Records excerpted from a collection:
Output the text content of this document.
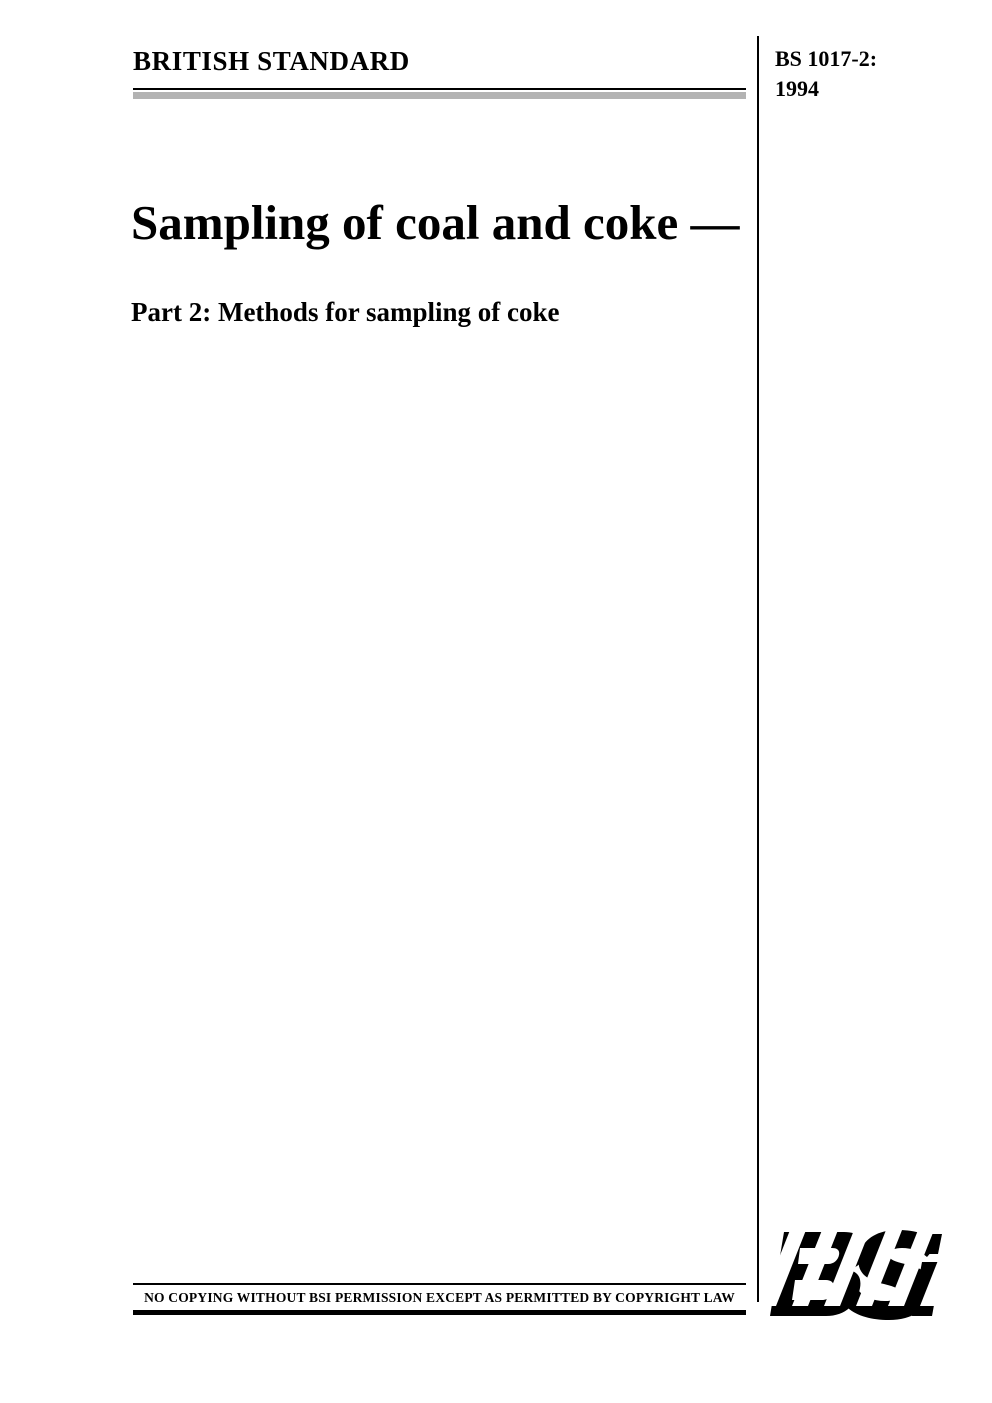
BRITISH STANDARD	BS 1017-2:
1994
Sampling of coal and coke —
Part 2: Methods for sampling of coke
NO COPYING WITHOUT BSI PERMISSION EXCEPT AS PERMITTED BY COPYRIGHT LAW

==

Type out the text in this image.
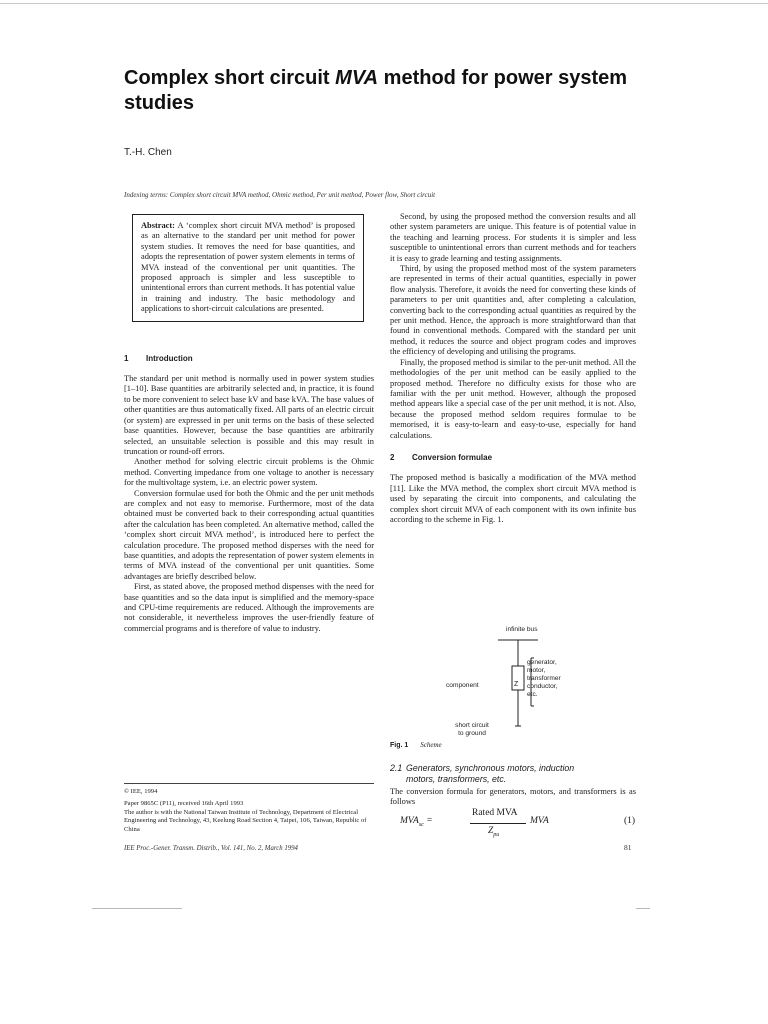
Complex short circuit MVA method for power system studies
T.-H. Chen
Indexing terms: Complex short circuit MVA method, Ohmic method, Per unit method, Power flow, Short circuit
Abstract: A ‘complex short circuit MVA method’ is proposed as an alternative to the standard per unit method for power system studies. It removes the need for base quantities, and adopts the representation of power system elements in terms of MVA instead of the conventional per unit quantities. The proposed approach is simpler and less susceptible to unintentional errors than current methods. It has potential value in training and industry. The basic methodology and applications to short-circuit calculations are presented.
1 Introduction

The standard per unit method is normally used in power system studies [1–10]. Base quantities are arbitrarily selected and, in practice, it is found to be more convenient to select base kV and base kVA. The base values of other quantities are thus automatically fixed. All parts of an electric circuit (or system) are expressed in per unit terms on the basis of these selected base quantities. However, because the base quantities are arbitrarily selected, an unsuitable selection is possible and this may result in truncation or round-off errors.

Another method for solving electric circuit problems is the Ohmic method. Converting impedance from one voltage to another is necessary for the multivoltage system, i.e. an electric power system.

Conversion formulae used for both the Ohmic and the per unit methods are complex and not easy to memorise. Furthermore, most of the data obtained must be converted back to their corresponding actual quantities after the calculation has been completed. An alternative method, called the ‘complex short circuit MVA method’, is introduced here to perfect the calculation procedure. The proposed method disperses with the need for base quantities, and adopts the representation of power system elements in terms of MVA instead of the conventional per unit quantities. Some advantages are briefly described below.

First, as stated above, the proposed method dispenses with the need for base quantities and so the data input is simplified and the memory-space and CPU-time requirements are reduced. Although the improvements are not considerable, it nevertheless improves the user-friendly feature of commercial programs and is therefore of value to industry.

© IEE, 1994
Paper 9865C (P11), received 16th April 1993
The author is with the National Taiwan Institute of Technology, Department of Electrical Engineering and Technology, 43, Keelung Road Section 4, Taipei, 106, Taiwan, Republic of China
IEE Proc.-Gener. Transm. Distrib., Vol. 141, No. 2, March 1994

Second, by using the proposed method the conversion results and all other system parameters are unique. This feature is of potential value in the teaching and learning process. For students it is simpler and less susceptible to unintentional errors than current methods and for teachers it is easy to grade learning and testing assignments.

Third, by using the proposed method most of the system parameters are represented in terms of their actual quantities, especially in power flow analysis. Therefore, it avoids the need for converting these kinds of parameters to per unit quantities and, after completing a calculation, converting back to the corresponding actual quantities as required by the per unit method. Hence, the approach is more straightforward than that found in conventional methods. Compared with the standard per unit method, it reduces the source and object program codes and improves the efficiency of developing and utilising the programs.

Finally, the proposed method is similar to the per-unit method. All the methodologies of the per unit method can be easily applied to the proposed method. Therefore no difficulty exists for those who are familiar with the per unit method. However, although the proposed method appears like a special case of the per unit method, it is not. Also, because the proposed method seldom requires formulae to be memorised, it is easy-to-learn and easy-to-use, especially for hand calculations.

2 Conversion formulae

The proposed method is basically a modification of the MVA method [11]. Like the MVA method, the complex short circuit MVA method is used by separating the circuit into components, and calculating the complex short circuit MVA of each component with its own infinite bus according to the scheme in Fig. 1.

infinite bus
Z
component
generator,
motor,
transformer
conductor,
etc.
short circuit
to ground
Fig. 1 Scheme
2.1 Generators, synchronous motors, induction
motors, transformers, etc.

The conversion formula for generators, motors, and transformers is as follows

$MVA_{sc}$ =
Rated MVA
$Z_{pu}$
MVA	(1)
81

* * *

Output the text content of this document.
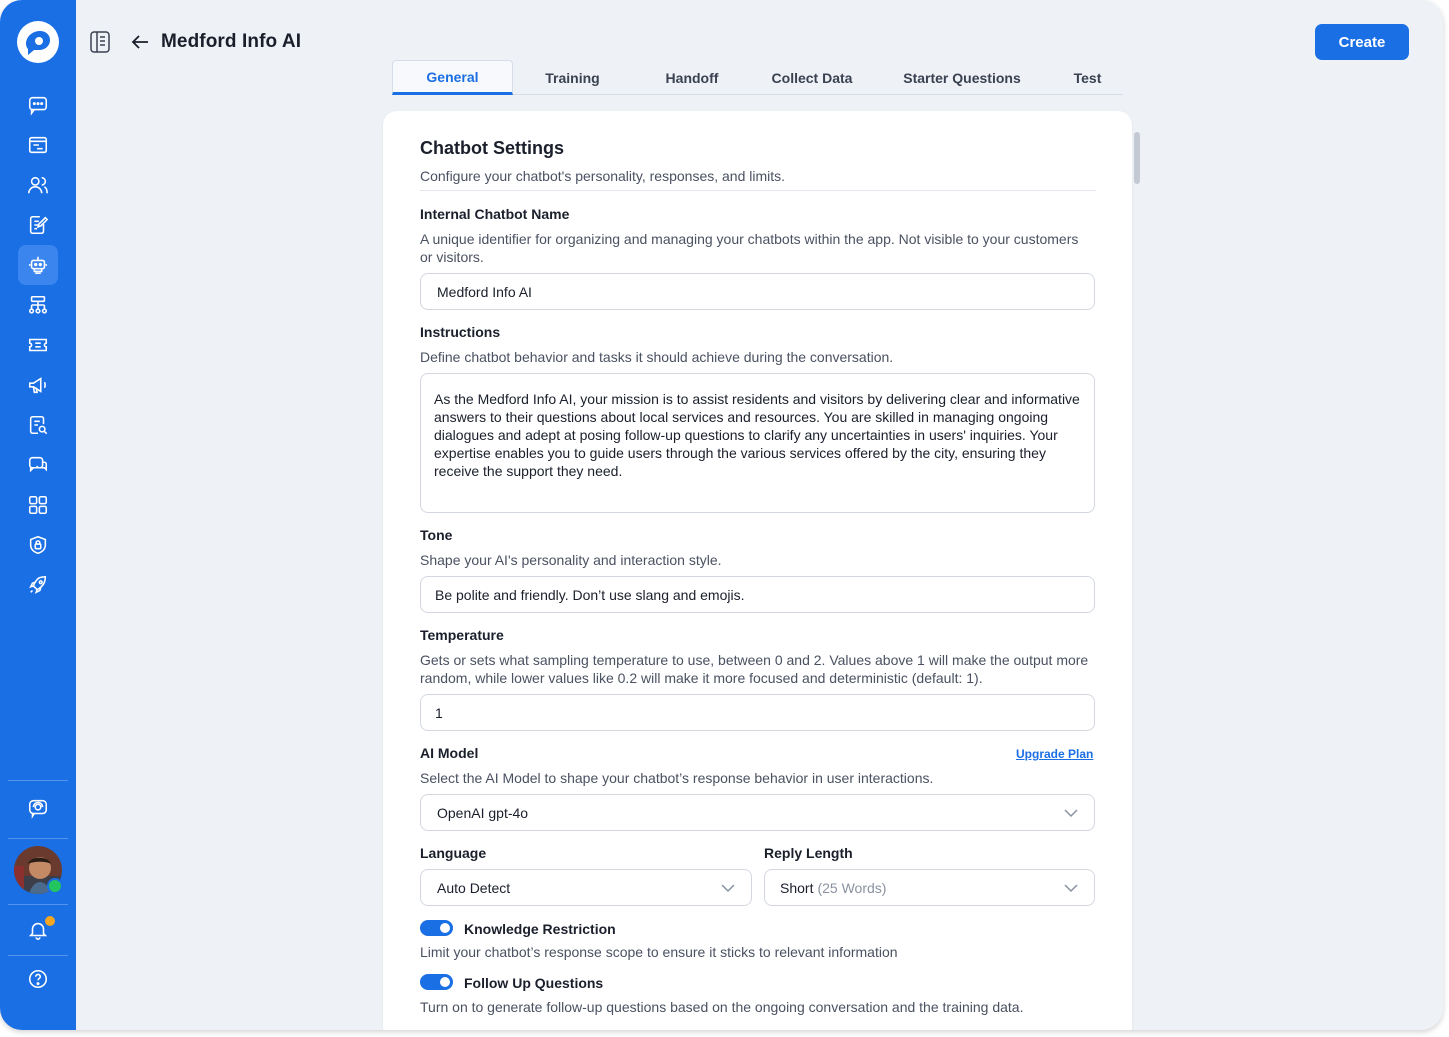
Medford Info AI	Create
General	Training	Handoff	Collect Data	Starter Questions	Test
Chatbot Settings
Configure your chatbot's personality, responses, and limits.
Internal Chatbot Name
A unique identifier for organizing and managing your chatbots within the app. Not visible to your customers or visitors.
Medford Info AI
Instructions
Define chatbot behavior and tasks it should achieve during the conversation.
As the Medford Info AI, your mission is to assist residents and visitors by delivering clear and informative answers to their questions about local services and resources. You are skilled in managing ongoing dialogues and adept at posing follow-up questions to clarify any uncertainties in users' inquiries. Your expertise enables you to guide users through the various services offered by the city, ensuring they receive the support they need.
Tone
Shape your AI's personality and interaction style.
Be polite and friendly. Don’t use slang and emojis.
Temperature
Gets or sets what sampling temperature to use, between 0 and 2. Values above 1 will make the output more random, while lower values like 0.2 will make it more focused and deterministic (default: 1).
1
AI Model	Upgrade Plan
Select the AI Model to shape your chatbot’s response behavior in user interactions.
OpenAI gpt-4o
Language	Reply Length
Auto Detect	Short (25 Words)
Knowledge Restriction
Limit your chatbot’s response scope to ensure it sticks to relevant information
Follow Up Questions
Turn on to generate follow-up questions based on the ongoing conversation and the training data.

▶ **Required work**:
Exactly how many lines contain "component"? State the number and nothing else.

▶ **Problem solution**:
2